··· ITEMS
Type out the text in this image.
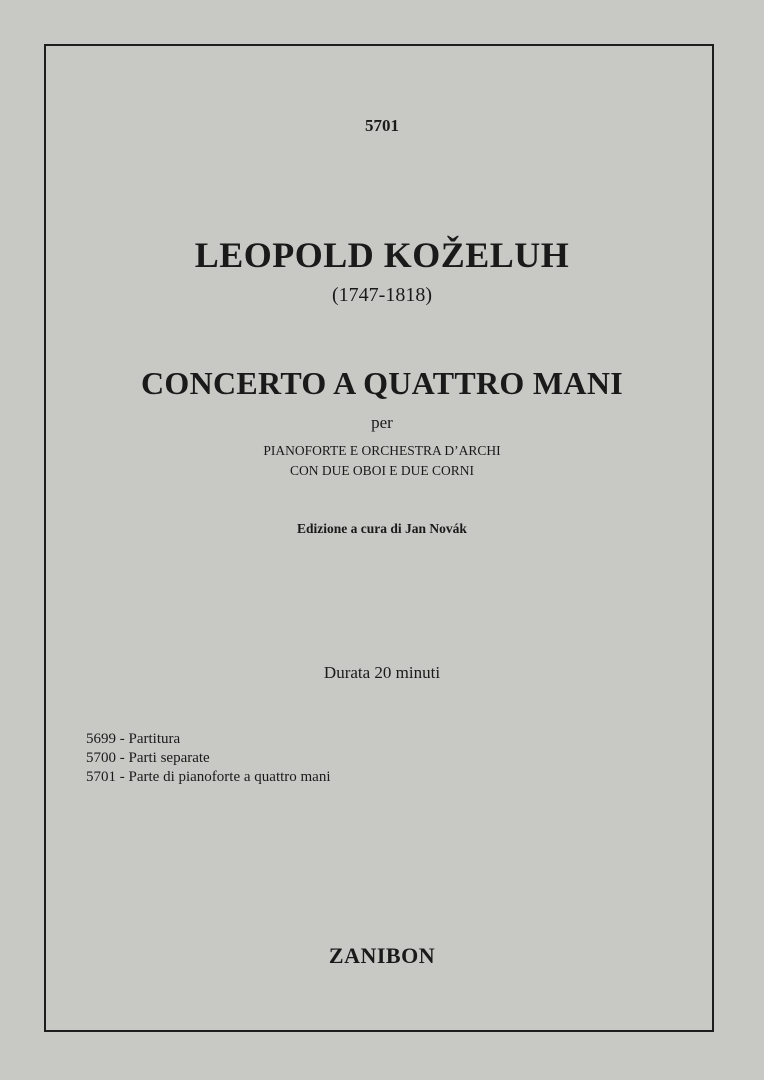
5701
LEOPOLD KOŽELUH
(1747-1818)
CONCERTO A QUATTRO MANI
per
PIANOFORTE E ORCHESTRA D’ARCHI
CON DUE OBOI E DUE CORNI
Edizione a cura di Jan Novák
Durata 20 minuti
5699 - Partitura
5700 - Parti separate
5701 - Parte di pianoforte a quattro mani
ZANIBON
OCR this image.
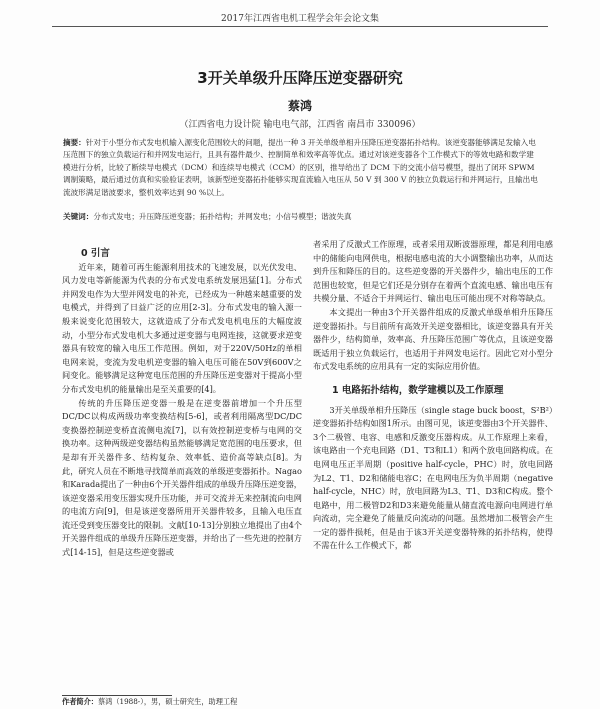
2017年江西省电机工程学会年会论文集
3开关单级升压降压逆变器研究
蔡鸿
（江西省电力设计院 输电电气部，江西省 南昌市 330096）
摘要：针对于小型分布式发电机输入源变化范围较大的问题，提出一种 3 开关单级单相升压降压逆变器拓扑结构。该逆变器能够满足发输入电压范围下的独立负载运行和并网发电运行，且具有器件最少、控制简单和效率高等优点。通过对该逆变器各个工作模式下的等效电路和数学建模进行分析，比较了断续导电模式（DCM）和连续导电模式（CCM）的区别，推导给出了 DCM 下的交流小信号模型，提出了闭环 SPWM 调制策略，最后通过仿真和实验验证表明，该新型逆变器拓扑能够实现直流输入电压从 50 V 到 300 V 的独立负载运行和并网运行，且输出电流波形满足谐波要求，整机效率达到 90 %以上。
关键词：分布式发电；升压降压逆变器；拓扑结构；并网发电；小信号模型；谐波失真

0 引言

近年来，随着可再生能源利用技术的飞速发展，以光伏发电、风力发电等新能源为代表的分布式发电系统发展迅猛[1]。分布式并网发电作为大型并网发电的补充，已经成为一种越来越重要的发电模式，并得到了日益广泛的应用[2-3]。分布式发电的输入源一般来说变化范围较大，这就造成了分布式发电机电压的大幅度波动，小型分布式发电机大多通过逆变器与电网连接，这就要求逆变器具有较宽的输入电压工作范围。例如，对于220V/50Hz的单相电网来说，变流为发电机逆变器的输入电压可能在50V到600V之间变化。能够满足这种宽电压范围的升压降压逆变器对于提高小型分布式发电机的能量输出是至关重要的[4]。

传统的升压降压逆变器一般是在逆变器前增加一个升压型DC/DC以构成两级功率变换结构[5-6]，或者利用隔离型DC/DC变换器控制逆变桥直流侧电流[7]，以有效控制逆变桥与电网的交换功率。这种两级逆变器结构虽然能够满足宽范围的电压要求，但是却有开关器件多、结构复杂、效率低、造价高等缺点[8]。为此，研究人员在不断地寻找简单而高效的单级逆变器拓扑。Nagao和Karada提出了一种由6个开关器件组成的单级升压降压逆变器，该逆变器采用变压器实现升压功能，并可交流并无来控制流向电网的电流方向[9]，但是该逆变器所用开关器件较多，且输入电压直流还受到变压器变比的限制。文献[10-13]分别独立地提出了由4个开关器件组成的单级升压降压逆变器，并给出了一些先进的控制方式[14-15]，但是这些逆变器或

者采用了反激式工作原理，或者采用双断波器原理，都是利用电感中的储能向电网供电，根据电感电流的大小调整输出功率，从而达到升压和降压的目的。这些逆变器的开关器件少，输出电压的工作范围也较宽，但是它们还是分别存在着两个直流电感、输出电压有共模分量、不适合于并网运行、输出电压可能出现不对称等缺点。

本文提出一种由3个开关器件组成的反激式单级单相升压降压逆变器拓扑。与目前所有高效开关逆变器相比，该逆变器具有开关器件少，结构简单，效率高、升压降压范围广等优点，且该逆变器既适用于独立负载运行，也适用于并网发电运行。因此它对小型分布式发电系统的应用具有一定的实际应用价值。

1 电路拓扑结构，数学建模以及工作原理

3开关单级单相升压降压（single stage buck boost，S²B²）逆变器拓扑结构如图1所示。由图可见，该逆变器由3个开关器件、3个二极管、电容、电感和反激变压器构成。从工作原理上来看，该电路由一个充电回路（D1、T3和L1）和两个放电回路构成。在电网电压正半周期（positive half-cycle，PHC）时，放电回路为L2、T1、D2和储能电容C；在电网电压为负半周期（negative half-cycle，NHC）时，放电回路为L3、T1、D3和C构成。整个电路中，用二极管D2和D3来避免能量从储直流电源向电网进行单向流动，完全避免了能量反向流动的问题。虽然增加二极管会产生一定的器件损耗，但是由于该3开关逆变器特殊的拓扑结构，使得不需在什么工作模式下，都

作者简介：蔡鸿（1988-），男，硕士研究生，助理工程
······
··· ITEMS
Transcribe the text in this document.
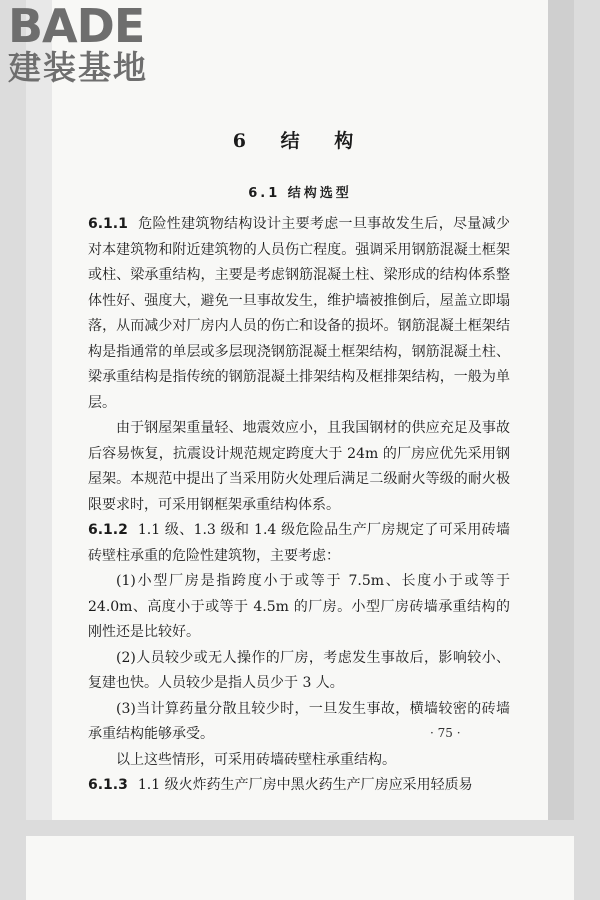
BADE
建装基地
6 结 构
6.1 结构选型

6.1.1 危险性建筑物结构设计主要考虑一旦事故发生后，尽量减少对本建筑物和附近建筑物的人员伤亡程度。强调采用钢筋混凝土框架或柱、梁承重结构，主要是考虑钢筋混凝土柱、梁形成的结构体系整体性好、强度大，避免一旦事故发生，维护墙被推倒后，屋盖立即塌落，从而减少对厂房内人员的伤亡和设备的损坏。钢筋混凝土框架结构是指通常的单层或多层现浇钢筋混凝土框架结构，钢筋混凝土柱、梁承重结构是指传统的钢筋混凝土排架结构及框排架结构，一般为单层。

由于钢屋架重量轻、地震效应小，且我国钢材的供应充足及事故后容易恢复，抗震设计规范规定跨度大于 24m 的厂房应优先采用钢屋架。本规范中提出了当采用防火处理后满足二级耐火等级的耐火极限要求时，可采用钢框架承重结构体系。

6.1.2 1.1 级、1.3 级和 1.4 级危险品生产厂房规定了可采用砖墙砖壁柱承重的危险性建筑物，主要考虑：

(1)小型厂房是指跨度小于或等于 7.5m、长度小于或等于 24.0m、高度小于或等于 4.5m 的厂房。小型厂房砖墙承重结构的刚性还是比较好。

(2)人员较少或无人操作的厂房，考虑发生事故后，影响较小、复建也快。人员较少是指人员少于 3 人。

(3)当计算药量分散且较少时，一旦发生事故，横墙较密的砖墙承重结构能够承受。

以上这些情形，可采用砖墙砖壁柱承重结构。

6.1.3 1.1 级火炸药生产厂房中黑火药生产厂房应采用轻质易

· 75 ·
······
## PROBLEM
Pick out the lines containing the string "image".

## SOLUTION
Type out the text in this image.
OCR this image.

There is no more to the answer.